Problem description → Check each line below for the word "Change", and copy those that have it.

The records →
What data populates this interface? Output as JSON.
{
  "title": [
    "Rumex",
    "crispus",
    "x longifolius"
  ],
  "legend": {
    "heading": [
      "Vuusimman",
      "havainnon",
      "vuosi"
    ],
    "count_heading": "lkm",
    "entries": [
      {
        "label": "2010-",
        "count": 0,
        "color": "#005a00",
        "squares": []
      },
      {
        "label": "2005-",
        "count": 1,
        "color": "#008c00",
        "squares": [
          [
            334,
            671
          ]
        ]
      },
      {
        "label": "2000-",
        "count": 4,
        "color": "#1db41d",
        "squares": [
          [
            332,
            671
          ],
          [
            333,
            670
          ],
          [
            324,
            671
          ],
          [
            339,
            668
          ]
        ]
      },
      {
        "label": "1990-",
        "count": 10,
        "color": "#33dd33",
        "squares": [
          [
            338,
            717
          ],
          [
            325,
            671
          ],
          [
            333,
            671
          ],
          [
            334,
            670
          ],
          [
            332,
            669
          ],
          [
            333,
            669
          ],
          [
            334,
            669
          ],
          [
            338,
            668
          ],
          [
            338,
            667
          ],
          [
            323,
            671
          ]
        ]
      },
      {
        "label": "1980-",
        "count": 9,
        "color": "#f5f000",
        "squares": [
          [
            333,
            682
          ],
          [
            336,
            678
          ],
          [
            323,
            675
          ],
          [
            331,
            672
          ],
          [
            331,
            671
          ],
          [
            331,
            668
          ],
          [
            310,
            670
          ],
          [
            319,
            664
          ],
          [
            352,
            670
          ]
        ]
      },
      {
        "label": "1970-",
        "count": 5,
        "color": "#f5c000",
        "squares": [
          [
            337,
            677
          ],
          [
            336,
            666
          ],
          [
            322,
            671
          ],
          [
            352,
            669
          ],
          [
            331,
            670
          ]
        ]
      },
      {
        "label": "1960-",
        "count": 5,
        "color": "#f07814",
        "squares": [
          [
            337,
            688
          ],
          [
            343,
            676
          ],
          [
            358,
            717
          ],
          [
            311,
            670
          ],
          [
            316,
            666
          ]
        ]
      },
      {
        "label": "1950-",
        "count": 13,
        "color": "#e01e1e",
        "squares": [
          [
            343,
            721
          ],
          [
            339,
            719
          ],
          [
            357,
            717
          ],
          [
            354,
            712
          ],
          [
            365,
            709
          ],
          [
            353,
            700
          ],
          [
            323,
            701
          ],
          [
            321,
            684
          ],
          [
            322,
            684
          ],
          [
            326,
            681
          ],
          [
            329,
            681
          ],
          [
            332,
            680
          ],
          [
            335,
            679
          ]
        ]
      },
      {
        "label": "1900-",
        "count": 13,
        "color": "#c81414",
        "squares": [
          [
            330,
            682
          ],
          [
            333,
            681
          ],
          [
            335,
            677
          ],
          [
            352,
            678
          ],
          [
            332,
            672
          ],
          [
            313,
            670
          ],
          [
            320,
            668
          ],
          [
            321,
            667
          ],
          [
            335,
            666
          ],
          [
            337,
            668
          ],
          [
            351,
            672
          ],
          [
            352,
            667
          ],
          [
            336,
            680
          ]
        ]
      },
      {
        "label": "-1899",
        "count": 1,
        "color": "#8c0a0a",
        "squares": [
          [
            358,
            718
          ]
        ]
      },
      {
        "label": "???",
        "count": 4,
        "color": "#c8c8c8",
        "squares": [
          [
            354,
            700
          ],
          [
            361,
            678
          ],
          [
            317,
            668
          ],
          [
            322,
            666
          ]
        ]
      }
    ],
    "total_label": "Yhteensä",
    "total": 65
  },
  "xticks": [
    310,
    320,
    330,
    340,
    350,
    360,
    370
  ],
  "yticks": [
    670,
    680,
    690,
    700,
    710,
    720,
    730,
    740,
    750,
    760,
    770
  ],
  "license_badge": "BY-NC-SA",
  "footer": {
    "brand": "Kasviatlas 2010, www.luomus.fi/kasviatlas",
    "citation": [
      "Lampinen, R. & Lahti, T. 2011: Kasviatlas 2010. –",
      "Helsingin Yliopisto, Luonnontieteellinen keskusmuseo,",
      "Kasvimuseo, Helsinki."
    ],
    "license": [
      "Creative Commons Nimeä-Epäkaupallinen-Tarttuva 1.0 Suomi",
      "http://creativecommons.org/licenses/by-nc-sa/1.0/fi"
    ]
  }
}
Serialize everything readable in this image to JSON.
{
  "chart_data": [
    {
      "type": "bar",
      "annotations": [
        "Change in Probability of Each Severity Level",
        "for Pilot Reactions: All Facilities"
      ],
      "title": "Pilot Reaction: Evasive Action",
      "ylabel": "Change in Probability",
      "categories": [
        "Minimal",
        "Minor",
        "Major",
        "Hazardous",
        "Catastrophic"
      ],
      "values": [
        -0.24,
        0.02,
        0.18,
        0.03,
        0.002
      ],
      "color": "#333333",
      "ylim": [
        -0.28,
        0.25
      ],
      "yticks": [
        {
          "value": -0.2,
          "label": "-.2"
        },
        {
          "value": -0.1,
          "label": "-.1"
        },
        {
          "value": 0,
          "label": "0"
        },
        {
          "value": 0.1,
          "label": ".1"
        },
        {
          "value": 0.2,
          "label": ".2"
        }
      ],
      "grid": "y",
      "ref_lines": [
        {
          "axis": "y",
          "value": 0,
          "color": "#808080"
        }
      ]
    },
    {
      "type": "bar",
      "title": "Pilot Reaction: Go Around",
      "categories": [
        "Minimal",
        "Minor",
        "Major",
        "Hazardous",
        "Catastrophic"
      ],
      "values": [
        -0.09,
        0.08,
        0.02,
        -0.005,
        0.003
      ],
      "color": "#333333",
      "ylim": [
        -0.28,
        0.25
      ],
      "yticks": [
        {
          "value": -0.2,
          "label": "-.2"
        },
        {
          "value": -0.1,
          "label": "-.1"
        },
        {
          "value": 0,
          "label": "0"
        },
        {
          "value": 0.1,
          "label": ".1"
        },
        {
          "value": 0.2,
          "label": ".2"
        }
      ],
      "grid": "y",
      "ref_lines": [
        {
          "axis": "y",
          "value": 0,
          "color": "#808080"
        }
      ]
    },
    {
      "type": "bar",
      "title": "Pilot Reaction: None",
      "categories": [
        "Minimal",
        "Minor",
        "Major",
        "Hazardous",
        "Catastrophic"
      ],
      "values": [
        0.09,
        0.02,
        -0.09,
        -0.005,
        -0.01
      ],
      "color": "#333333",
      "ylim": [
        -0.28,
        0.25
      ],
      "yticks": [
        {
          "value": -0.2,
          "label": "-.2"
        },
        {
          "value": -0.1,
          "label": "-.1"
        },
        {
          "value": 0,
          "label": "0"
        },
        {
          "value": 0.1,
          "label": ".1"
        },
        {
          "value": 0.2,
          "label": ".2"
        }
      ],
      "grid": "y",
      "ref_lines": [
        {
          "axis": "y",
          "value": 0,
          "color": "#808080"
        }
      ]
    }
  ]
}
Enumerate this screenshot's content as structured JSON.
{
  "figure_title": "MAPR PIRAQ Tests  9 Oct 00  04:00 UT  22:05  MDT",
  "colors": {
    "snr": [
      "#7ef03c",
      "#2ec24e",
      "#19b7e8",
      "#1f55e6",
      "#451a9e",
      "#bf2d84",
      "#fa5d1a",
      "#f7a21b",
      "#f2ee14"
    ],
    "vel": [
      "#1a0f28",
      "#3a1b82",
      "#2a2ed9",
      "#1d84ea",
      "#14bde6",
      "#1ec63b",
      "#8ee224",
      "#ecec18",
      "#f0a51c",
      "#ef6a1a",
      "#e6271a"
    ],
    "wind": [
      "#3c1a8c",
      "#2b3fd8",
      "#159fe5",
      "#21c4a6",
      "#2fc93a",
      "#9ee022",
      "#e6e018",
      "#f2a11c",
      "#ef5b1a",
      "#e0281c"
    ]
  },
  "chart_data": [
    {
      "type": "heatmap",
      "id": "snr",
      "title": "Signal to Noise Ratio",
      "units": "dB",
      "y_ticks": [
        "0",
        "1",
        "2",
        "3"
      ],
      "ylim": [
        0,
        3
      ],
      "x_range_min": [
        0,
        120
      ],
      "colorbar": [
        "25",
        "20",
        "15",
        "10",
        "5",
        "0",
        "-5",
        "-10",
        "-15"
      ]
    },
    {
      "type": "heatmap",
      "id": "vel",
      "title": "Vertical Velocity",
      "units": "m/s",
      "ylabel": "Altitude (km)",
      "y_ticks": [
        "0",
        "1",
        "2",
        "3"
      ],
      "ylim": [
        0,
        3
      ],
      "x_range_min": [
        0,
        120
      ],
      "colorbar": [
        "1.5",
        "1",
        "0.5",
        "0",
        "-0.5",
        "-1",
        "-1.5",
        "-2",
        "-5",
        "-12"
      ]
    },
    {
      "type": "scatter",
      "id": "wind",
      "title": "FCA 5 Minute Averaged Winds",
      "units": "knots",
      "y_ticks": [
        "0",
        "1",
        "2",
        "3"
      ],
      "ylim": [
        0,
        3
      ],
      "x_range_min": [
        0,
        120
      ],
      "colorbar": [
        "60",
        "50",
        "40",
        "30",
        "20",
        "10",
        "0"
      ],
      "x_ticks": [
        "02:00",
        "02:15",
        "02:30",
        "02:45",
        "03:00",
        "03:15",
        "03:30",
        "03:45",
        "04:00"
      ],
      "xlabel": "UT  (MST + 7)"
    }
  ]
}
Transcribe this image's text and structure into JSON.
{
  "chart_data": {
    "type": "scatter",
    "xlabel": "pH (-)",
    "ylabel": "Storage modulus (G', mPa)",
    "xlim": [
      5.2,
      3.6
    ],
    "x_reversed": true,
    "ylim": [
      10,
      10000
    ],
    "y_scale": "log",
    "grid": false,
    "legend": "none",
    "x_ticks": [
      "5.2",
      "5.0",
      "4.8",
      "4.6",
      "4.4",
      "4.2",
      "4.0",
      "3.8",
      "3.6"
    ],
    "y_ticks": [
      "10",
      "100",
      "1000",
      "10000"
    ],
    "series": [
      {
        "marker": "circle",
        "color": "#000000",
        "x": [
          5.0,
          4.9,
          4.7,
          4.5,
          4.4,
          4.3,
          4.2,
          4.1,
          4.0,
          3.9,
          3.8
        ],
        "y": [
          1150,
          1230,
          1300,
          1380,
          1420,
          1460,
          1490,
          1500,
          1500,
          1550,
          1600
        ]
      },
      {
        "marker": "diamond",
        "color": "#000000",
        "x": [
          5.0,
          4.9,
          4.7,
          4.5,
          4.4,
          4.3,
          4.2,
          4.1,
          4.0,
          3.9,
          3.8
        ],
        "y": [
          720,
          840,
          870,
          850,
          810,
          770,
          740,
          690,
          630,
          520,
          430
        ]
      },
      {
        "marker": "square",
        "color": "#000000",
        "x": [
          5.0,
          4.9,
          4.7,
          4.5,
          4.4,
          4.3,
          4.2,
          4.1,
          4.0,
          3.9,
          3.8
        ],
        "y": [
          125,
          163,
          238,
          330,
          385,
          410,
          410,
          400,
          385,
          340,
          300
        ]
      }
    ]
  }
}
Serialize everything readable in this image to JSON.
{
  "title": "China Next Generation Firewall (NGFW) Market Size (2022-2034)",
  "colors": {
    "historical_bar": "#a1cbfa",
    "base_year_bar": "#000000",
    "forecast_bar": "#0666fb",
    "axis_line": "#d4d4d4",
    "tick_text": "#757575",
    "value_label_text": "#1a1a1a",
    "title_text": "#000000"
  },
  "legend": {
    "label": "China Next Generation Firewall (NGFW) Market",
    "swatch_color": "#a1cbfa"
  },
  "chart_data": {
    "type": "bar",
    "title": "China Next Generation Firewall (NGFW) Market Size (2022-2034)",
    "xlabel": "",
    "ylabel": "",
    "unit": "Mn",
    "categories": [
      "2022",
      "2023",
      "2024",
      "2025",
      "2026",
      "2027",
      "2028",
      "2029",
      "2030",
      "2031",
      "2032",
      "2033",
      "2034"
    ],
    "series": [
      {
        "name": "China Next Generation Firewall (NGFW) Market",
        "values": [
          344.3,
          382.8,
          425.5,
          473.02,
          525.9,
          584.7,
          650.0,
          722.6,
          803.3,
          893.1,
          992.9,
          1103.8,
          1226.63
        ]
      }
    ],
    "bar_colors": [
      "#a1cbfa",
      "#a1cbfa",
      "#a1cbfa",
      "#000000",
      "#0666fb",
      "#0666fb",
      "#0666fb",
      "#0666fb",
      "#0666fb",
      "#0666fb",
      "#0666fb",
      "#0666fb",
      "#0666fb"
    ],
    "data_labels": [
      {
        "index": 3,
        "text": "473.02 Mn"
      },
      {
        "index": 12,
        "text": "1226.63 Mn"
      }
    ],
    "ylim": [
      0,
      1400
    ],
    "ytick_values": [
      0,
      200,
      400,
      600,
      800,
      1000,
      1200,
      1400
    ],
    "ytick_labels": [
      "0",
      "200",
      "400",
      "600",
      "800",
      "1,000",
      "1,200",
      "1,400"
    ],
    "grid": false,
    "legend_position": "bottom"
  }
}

Result of the exercise →
        "Change in Probability of Each Severity Level",
      "ylabel": "Change in Probability",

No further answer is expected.